-- EXTRACTED INFORMATION --
**********

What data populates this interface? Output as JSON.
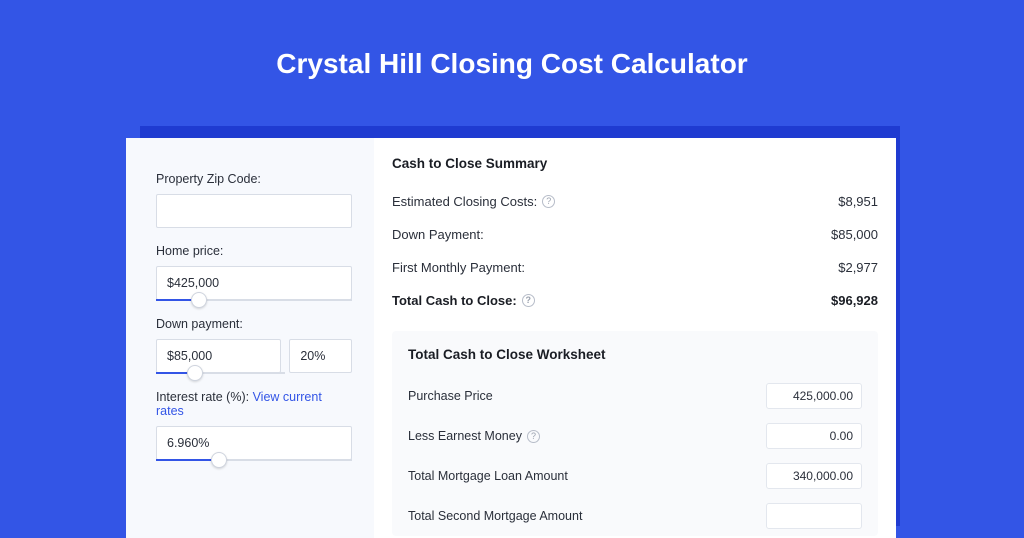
{
  "colors": {
    "page_bg": "#3355e6",
    "card_shadow": "#1f3bd1",
    "card_bg": "#ffffff",
    "left_panel_bg": "#f7f9fd",
    "text": "#2a2f3a",
    "text_strong": "#1a1d24",
    "border": "#d8dde6",
    "link": "#3355e6",
    "worksheet_bg": "#f9fafc",
    "help_border": "#b7bdc9"
  },
  "header": {
    "title": "Crystal Hill Closing Cost Calculator",
    "title_fontsize": 28,
    "title_color": "#ffffff"
  },
  "inputs": {
    "zip": {
      "label": "Property Zip Code:",
      "value": ""
    },
    "home_price": {
      "label": "Home price:",
      "value": "$425,000",
      "slider_pct": 22
    },
    "down_payment": {
      "label": "Down payment:",
      "value": "$85,000",
      "pct_value": "20%",
      "slider_pct": 30
    },
    "interest_rate": {
      "label_prefix": "Interest rate (%): ",
      "link_text": "View current rates",
      "value": "6.960%",
      "slider_pct": 32
    }
  },
  "summary": {
    "title": "Cash to Close Summary",
    "rows": [
      {
        "label": "Estimated Closing Costs:",
        "help": true,
        "value": "$8,951"
      },
      {
        "label": "Down Payment:",
        "help": false,
        "value": "$85,000"
      },
      {
        "label": "First Monthly Payment:",
        "help": false,
        "value": "$2,977"
      }
    ],
    "total": {
      "label": "Total Cash to Close:",
      "help": true,
      "value": "$96,928"
    }
  },
  "worksheet": {
    "title": "Total Cash to Close Worksheet",
    "rows": [
      {
        "label": "Purchase Price",
        "help": false,
        "value": "425,000.00"
      },
      {
        "label": "Less Earnest Money",
        "help": true,
        "value": "0.00"
      },
      {
        "label": "Total Mortgage Loan Amount",
        "help": false,
        "value": "340,000.00"
      },
      {
        "label": "Total Second Mortgage Amount",
        "help": false,
        "value": ""
      }
    ]
  }
}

**********

-- THE REQUEST --
Identify and copy the lines holding the word "Amount".

-- FINISHED ANSWER --
        "label": "Total Mortgage Loan Amount",
        "label": "Total Second Mortgage Amount",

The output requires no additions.